WHAT TO DO: Pull out from the material below all lines with "color".

DATASET CONTENT:
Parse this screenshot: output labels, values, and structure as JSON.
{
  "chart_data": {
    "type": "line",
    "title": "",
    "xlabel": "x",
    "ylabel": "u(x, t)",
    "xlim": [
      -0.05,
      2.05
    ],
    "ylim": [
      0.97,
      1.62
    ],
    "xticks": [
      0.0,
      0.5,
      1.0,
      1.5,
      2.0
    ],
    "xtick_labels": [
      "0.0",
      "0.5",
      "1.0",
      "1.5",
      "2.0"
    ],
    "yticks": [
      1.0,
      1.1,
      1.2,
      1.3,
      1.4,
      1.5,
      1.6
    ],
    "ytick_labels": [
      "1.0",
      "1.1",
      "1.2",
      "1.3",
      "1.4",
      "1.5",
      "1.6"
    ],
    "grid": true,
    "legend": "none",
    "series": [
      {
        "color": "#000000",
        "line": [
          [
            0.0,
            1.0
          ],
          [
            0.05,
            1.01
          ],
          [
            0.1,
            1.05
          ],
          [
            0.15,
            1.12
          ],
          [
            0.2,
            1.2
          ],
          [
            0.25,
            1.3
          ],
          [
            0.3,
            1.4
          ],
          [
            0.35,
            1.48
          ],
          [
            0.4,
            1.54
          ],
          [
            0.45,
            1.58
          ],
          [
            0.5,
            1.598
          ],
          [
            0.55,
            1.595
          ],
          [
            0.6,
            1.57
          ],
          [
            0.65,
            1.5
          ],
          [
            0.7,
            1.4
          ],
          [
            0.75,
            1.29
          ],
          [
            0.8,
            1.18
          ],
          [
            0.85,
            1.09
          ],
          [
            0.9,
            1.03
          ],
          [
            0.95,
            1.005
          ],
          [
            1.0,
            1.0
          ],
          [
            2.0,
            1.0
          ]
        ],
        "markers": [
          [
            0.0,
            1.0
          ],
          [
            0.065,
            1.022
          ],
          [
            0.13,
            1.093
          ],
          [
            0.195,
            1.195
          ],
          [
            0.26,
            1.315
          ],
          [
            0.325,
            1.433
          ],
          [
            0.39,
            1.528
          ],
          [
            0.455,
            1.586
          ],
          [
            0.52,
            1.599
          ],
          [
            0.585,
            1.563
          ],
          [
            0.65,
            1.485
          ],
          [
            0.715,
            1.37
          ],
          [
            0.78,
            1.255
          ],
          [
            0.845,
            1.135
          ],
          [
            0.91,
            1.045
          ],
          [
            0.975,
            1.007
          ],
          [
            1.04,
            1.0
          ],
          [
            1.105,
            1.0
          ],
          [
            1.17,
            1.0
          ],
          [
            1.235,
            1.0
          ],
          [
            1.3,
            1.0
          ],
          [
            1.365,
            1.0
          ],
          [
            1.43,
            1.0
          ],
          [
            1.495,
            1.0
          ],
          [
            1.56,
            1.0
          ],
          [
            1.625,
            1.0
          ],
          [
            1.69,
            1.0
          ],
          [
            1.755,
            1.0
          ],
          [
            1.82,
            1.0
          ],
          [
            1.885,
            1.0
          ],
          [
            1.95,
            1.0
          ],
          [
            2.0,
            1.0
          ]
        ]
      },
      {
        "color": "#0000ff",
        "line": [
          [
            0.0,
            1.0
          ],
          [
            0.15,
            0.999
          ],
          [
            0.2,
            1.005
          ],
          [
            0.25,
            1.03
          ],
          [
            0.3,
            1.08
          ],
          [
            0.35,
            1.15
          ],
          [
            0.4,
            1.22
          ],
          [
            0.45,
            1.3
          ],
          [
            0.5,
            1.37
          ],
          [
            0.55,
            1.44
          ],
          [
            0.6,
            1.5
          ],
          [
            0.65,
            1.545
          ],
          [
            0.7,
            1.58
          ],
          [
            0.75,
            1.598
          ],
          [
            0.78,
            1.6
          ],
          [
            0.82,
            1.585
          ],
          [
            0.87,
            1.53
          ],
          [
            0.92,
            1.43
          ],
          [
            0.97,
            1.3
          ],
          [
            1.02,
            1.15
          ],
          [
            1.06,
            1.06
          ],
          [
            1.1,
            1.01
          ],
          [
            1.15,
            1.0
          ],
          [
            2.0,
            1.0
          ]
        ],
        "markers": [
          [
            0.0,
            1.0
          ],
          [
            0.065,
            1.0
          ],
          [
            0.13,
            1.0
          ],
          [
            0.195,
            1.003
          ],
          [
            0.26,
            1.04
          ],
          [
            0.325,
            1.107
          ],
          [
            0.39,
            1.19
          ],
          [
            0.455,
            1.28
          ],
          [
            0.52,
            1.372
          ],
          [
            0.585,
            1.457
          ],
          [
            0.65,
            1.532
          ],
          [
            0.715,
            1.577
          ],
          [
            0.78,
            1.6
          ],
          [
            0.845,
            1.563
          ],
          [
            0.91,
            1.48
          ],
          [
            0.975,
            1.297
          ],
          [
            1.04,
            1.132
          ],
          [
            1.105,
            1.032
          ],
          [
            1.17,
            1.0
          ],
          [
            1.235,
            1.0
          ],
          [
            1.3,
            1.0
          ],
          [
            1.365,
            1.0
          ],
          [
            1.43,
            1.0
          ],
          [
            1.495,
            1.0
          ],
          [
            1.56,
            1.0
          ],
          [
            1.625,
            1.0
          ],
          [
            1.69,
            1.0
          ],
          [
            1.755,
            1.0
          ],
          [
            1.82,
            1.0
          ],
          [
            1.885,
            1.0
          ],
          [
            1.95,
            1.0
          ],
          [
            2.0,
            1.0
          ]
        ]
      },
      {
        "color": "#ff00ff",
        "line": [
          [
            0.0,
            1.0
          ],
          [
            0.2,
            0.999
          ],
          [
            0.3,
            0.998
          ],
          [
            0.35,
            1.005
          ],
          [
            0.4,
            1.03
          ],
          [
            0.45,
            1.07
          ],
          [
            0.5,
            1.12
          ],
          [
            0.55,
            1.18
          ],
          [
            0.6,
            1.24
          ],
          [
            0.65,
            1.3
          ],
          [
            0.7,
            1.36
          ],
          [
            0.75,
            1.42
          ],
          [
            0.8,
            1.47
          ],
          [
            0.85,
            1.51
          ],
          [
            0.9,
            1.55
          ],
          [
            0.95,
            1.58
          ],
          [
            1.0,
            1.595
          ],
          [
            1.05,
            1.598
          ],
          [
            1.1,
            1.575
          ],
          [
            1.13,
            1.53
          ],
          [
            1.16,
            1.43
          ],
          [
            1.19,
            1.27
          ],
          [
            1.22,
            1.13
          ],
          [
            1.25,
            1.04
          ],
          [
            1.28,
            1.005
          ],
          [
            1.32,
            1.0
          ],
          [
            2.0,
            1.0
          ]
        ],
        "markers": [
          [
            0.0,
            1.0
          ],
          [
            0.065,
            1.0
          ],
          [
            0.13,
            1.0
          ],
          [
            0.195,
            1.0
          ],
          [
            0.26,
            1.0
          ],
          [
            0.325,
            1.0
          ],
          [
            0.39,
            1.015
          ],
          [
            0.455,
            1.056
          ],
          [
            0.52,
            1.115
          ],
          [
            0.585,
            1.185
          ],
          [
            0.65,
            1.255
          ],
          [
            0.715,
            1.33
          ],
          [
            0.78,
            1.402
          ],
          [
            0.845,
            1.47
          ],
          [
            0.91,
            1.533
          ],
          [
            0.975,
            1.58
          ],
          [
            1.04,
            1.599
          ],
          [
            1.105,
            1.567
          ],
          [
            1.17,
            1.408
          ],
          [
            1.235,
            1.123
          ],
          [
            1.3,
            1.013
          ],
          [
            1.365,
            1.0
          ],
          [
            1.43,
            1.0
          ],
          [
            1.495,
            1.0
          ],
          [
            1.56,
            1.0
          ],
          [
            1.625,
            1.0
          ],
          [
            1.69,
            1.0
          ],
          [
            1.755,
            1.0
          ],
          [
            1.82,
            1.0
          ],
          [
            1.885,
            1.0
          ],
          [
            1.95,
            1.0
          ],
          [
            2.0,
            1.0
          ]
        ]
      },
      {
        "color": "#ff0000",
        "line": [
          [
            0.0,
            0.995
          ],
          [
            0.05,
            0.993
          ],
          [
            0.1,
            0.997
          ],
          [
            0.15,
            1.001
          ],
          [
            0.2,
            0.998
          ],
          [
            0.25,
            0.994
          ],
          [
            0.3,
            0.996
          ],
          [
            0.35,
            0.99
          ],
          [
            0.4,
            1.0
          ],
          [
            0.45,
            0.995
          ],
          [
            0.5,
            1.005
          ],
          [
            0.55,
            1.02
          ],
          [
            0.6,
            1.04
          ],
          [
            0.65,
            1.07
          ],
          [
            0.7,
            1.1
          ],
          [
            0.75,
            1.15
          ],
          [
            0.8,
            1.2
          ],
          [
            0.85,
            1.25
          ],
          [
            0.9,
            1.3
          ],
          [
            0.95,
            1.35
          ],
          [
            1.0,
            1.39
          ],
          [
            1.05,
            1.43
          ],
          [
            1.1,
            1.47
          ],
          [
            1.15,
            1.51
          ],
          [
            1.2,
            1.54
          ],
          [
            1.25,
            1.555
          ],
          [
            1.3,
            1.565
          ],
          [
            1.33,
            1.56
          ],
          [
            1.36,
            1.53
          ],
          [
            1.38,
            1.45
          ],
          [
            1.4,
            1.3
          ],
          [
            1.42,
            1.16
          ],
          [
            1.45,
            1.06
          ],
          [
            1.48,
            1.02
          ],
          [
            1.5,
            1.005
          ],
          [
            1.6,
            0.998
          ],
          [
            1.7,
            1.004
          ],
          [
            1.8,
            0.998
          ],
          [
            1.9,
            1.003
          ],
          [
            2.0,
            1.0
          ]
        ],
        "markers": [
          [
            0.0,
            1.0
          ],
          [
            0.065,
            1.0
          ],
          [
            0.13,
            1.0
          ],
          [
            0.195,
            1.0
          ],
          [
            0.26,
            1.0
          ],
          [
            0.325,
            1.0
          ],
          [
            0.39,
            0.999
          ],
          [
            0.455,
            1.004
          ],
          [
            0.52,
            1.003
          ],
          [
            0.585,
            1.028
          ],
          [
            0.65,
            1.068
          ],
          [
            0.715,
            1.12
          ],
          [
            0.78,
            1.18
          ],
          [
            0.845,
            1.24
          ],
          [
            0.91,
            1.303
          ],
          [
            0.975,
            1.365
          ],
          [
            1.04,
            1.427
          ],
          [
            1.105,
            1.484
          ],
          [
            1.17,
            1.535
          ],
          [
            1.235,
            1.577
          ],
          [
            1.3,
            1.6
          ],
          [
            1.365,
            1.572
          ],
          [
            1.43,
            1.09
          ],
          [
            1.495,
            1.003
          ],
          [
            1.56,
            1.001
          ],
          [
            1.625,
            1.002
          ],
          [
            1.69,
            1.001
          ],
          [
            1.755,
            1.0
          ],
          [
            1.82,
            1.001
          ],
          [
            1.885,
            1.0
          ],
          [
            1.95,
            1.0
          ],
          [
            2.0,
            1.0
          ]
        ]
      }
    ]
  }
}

REPLY TO THE TASK:
        "color": "#000000",
        "color": "#0000ff",
        "color": "#ff00ff",
        "color": "#ff0000",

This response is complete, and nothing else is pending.